>> start Dataset rows
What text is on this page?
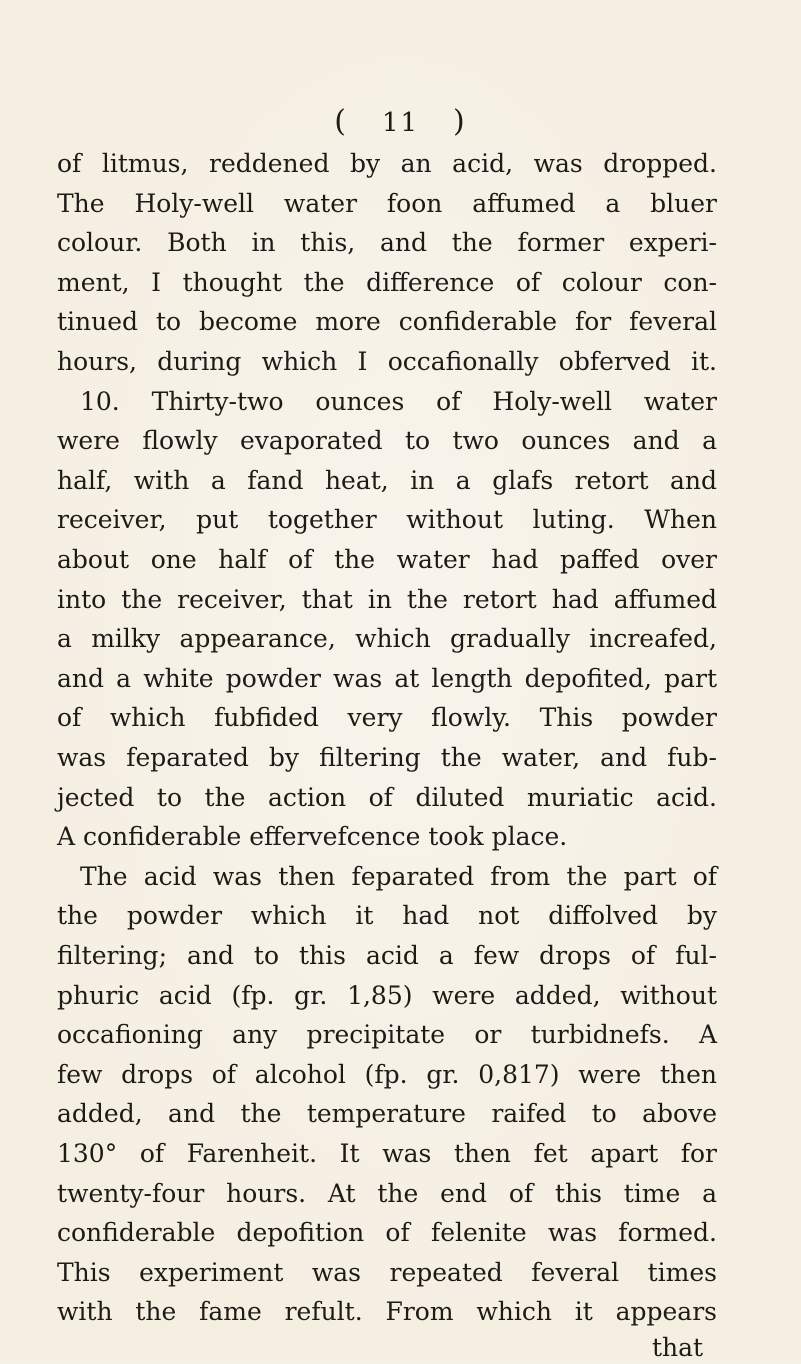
( 11 )
of litmus, reddened by an acid, was dropped.
The Holy-well water foon affumed a bluer
colour. Both in this, and the former experi-
ment, I thought the difference of colour con-
tinued to become more confiderable for feveral
hours, during which I occafionally obferved it.
10. Thirty-two ounces of Holy-well water
were flowly evaporated to two ounces and a
half, with a fand heat, in a glafs retort and
receiver, put together without luting. When
about one half of the water had paffed over
into the receiver, that in the retort had affumed
a milky appearance, which gradually increafed,
and a white powder was at length depofited, part
of which fubfided very flowly. This powder
was feparated by filtering the water, and fub-
jected to the action of diluted muriatic acid.
A confiderable effervefcence took place.
The acid was then feparated from the part of
the powder which it had not diffolved by
filtering; and to this acid a few drops of ful-
phuric acid (fp. gr. 1,85) were added, without
occafioning any precipitate or turbidnefs. A
few drops of alcohol (fp. gr. 0,817) were then
added, and the temperature raifed to above
130° of Farenheit. It was then fet apart for
twenty-four hours. At the end of this time a
confiderable depofition of felenite was formed.
This experiment was repeated feveral times
with the fame refult. From which it appears
that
>> end Dataset rows
Leave out the pictures, and give all the records again exactly.

What text is on this page?
( 11 )
of litmus, reddened by an acid, was dropped.
The Holy-well water foon affumed a bluer
colour. Both in this, and the former experi-
ment, I thought the difference of colour con-
tinued to become more confiderable for feveral
hours, during which I occafionally obferved it.
10. Thirty-two ounces of Holy-well water
were flowly evaporated to two ounces and a
half, with a fand heat, in a glafs retort and
receiver, put together without luting. When
about one half of the water had paffed over
into the receiver, that in the retort had affumed
a milky appearance, which gradually increafed,
and a white powder was at length depofited, part
of which fubfided very flowly. This powder
was feparated by filtering the water, and fub-
jected to the action of diluted muriatic acid.
A confiderable effervefcence took place.
The acid was then feparated from the part of
the powder which it had not diffolved by
filtering; and to this acid a few drops of ful-
phuric acid (fp. gr. 1,85) were added, without
occafioning any precipitate or turbidnefs. A
few drops of alcohol (fp. gr. 0,817) were then
added, and the temperature raifed to above
130° of Farenheit. It was then fet apart for
twenty-four hours. At the end of this time a
confiderable depofition of felenite was formed.
This experiment was repeated feveral times
with the fame refult. From which it appears
that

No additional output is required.